[Figure content listings]
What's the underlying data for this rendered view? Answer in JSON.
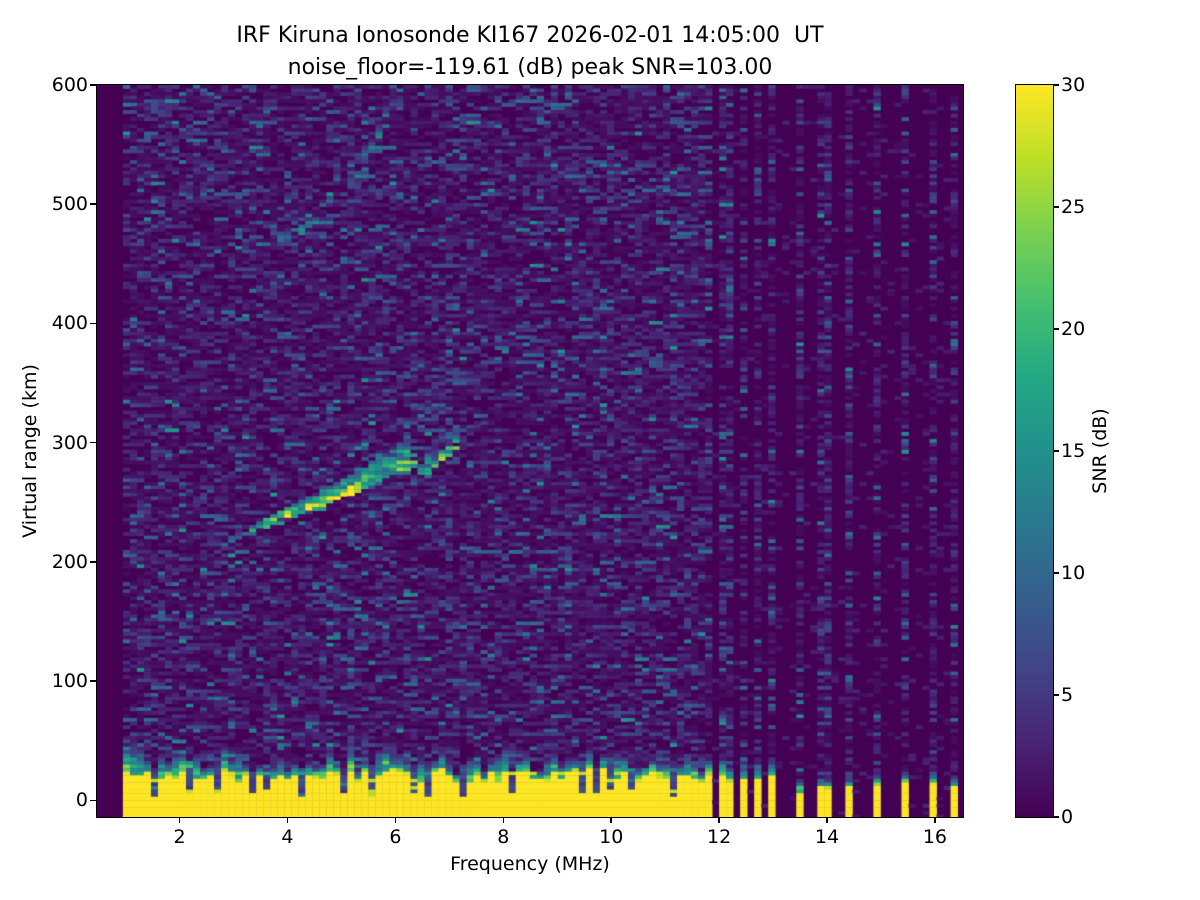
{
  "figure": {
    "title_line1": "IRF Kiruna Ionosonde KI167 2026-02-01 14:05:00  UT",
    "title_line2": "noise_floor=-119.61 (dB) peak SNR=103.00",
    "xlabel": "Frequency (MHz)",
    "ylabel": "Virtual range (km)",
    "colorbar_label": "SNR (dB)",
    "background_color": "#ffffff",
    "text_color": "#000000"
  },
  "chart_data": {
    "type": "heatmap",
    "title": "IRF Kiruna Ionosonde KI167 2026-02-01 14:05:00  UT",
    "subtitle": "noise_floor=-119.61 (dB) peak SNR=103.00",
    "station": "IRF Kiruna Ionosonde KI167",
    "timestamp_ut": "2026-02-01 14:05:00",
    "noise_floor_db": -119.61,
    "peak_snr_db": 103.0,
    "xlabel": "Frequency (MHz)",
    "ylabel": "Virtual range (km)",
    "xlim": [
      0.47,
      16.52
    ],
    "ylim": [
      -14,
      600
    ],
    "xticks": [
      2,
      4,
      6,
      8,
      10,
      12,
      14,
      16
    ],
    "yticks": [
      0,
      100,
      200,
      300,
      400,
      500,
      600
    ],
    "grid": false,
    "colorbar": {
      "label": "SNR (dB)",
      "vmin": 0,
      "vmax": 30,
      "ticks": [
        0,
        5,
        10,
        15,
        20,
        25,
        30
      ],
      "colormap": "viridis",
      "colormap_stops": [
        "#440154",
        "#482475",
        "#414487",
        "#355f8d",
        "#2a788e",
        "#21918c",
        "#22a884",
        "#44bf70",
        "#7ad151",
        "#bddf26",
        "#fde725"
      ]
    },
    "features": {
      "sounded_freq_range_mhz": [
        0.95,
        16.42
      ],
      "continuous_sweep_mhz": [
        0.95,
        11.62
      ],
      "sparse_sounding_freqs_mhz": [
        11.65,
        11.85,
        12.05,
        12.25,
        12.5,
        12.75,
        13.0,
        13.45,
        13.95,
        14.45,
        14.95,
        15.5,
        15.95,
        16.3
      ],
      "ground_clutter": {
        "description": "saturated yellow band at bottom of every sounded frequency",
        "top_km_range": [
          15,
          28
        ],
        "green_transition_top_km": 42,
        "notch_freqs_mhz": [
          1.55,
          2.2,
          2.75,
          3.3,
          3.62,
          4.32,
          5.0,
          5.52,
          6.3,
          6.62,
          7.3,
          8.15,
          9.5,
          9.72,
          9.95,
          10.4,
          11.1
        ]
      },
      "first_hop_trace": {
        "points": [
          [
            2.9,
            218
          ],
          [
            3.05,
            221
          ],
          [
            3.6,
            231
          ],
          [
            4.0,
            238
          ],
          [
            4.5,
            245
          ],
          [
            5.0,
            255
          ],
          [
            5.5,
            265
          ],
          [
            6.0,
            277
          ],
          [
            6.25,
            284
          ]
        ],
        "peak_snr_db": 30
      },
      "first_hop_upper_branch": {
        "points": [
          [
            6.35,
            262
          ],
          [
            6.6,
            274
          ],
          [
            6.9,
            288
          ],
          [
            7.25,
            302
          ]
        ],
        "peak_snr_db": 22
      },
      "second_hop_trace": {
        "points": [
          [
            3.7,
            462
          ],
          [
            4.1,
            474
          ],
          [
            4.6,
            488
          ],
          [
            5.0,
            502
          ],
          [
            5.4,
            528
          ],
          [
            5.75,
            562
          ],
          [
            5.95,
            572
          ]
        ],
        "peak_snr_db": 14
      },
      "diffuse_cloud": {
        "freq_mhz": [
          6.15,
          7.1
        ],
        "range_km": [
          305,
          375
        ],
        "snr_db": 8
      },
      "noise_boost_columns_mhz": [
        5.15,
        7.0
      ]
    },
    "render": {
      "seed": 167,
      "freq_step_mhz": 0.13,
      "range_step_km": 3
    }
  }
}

**OBJECTIVE:** Transcribe the records verbatim and omit the images.

**PROBLEM SOLUTION:**
What's the underlying data for this rendered view? Answer in JSON.
{
  "figure": {
    "title_line1": "IRF Kiruna Ionosonde KI167 2026-02-01 14:05:00  UT",
    "title_line2": "noise_floor=-119.61 (dB) peak SNR=103.00",
    "xlabel": "Frequency (MHz)",
    "ylabel": "Virtual range (km)",
    "colorbar_label": "SNR (dB)",
    "background_color": "#ffffff",
    "text_color": "#000000"
  },
  "chart_data": {
    "type": "heatmap",
    "title": "IRF Kiruna Ionosonde KI167 2026-02-01 14:05:00  UT",
    "subtitle": "noise_floor=-119.61 (dB) peak SNR=103.00",
    "station": "IRF Kiruna Ionosonde KI167",
    "timestamp_ut": "2026-02-01 14:05:00",
    "noise_floor_db": -119.61,
    "peak_snr_db": 103.0,
    "xlabel": "Frequency (MHz)",
    "ylabel": "Virtual range (km)",
    "xlim": [
      0.47,
      16.52
    ],
    "ylim": [
      -14,
      600
    ],
    "xticks": [
      2,
      4,
      6,
      8,
      10,
      12,
      14,
      16
    ],
    "yticks": [
      0,
      100,
      200,
      300,
      400,
      500,
      600
    ],
    "grid": false,
    "colorbar": {
      "label": "SNR (dB)",
      "vmin": 0,
      "vmax": 30,
      "ticks": [
        0,
        5,
        10,
        15,
        20,
        25,
        30
      ],
      "colormap": "viridis",
      "colormap_stops": [
        "#440154",
        "#482475",
        "#414487",
        "#355f8d",
        "#2a788e",
        "#21918c",
        "#22a884",
        "#44bf70",
        "#7ad151",
        "#bddf26",
        "#fde725"
      ]
    },
    "features": {
      "sounded_freq_range_mhz": [
        0.95,
        16.42
      ],
      "continuous_sweep_mhz": [
        0.95,
        11.62
      ],
      "sparse_sounding_freqs_mhz": [
        11.65,
        11.85,
        12.05,
        12.25,
        12.5,
        12.75,
        13.0,
        13.45,
        13.95,
        14.45,
        14.95,
        15.5,
        15.95,
        16.3
      ],
      "ground_clutter": {
        "description": "saturated yellow band at bottom of every sounded frequency",
        "top_km_range": [
          15,
          28
        ],
        "green_transition_top_km": 42,
        "notch_freqs_mhz": [
          1.55,
          2.2,
          2.75,
          3.3,
          3.62,
          4.32,
          5.0,
          5.52,
          6.3,
          6.62,
          7.3,
          8.15,
          9.5,
          9.72,
          9.95,
          10.4,
          11.1
        ]
      },
      "first_hop_trace": {
        "points": [
          [
            2.9,
            218
          ],
          [
            3.05,
            221
          ],
          [
            3.6,
            231
          ],
          [
            4.0,
            238
          ],
          [
            4.5,
            245
          ],
          [
            5.0,
            255
          ],
          [
            5.5,
            265
          ],
          [
            6.0,
            277
          ],
          [
            6.25,
            284
          ]
        ],
        "peak_snr_db": 30
      },
      "first_hop_upper_branch": {
        "points": [
          [
            6.35,
            262
          ],
          [
            6.6,
            274
          ],
          [
            6.9,
            288
          ],
          [
            7.25,
            302
          ]
        ],
        "peak_snr_db": 22
      },
      "second_hop_trace": {
        "points": [
          [
            3.7,
            462
          ],
          [
            4.1,
            474
          ],
          [
            4.6,
            488
          ],
          [
            5.0,
            502
          ],
          [
            5.4,
            528
          ],
          [
            5.75,
            562
          ],
          [
            5.95,
            572
          ]
        ],
        "peak_snr_db": 14
      },
      "diffuse_cloud": {
        "freq_mhz": [
          6.15,
          7.1
        ],
        "range_km": [
          305,
          375
        ],
        "snr_db": 8
      },
      "noise_boost_columns_mhz": [
        5.15,
        7.0
      ]
    },
    "render": {
      "seed": 167,
      "freq_step_mhz": 0.13,
      "range_step_km": 3
    }
  }
}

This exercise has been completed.